__What needs to be done__.
All records, exactly as written, minus the pictures: copy them out.

Dataset entries on figures

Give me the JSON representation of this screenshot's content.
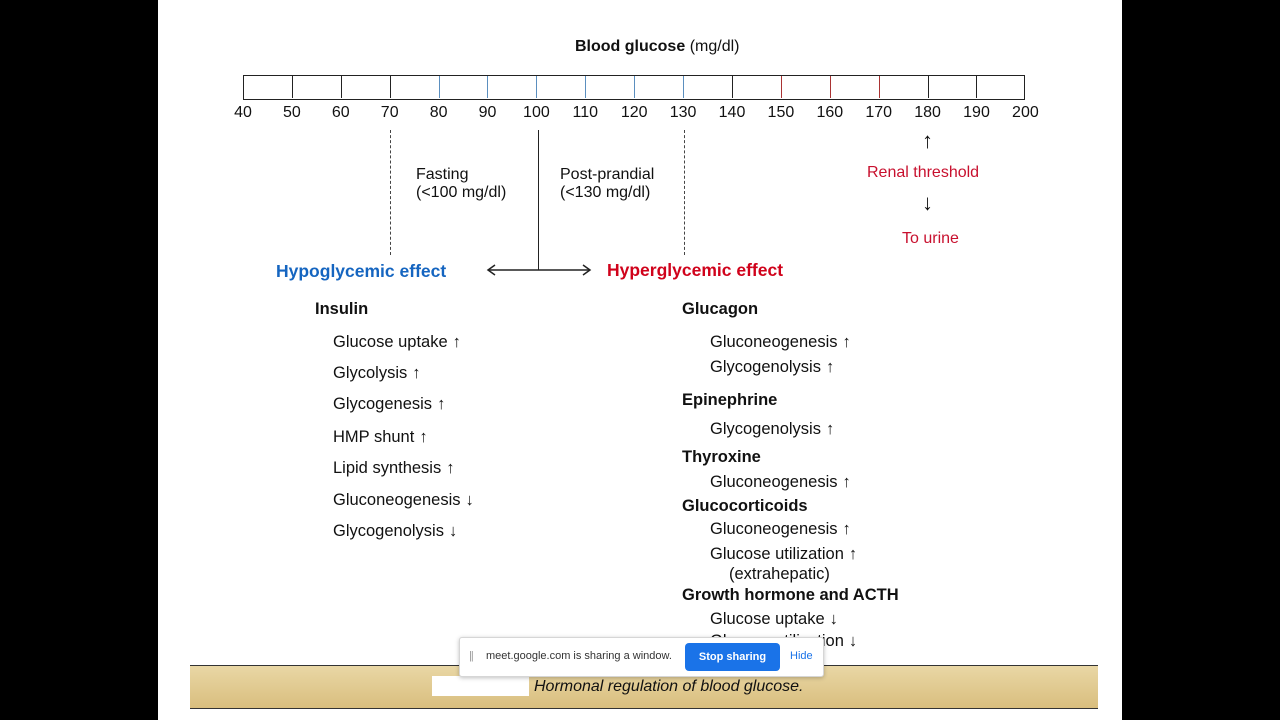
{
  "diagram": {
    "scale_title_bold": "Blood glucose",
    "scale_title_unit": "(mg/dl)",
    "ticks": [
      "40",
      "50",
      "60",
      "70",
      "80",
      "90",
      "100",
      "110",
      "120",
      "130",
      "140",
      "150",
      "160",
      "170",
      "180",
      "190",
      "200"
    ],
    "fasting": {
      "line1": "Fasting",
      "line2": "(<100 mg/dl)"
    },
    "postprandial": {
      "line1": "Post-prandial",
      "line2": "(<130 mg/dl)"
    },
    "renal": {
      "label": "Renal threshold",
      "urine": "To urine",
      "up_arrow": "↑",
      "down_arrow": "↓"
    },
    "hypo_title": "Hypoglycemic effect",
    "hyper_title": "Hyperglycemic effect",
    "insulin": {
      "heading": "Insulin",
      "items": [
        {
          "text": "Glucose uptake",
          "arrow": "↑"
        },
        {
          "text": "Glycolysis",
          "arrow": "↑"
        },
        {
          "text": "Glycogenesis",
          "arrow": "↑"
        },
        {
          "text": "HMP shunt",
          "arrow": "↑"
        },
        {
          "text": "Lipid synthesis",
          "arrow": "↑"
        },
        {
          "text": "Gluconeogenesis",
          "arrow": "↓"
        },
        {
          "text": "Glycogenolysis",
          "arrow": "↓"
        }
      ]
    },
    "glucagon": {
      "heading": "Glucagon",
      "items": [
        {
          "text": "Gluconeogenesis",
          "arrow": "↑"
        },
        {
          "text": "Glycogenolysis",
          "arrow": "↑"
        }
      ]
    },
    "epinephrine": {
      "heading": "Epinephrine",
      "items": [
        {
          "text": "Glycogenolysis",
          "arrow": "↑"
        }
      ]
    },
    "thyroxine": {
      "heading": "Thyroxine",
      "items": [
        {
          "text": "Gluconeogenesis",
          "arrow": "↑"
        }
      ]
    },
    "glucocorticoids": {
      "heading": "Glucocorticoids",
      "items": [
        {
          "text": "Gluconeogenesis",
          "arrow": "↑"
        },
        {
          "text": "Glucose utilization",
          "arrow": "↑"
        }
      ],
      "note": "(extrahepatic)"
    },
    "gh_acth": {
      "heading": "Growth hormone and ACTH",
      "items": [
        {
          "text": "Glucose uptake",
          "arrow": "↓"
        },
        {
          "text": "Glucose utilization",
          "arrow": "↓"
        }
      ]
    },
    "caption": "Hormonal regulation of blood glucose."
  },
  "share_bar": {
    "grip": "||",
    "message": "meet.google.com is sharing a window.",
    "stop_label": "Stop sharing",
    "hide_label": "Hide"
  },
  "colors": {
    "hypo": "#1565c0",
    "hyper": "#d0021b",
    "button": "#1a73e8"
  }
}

__Solution__.
Give me the JSON representation of this screenshot's content.
{
  "diagram": {
    "scale_title_bold": "Blood glucose",
    "scale_title_unit": "(mg/dl)",
    "ticks": [
      "40",
      "50",
      "60",
      "70",
      "80",
      "90",
      "100",
      "110",
      "120",
      "130",
      "140",
      "150",
      "160",
      "170",
      "180",
      "190",
      "200"
    ],
    "fasting": {
      "line1": "Fasting",
      "line2": "(<100 mg/dl)"
    },
    "postprandial": {
      "line1": "Post-prandial",
      "line2": "(<130 mg/dl)"
    },
    "renal": {
      "label": "Renal threshold",
      "urine": "To urine",
      "up_arrow": "↑",
      "down_arrow": "↓"
    },
    "hypo_title": "Hypoglycemic effect",
    "hyper_title": "Hyperglycemic effect",
    "insulin": {
      "heading": "Insulin",
      "items": [
        {
          "text": "Glucose uptake",
          "arrow": "↑"
        },
        {
          "text": "Glycolysis",
          "arrow": "↑"
        },
        {
          "text": "Glycogenesis",
          "arrow": "↑"
        },
        {
          "text": "HMP shunt",
          "arrow": "↑"
        },
        {
          "text": "Lipid synthesis",
          "arrow": "↑"
        },
        {
          "text": "Gluconeogenesis",
          "arrow": "↓"
        },
        {
          "text": "Glycogenolysis",
          "arrow": "↓"
        }
      ]
    },
    "glucagon": {
      "heading": "Glucagon",
      "items": [
        {
          "text": "Gluconeogenesis",
          "arrow": "↑"
        },
        {
          "text": "Glycogenolysis",
          "arrow": "↑"
        }
      ]
    },
    "epinephrine": {
      "heading": "Epinephrine",
      "items": [
        {
          "text": "Glycogenolysis",
          "arrow": "↑"
        }
      ]
    },
    "thyroxine": {
      "heading": "Thyroxine",
      "items": [
        {
          "text": "Gluconeogenesis",
          "arrow": "↑"
        }
      ]
    },
    "glucocorticoids": {
      "heading": "Glucocorticoids",
      "items": [
        {
          "text": "Gluconeogenesis",
          "arrow": "↑"
        },
        {
          "text": "Glucose utilization",
          "arrow": "↑"
        }
      ],
      "note": "(extrahepatic)"
    },
    "gh_acth": {
      "heading": "Growth hormone and ACTH",
      "items": [
        {
          "text": "Glucose uptake",
          "arrow": "↓"
        },
        {
          "text": "Glucose utilization",
          "arrow": "↓"
        }
      ]
    },
    "caption": "Hormonal regulation of blood glucose."
  },
  "share_bar": {
    "grip": "||",
    "message": "meet.google.com is sharing a window.",
    "stop_label": "Stop sharing",
    "hide_label": "Hide"
  },
  "colors": {
    "hypo": "#1565c0",
    "hyper": "#d0021b",
    "button": "#1a73e8"
  }
}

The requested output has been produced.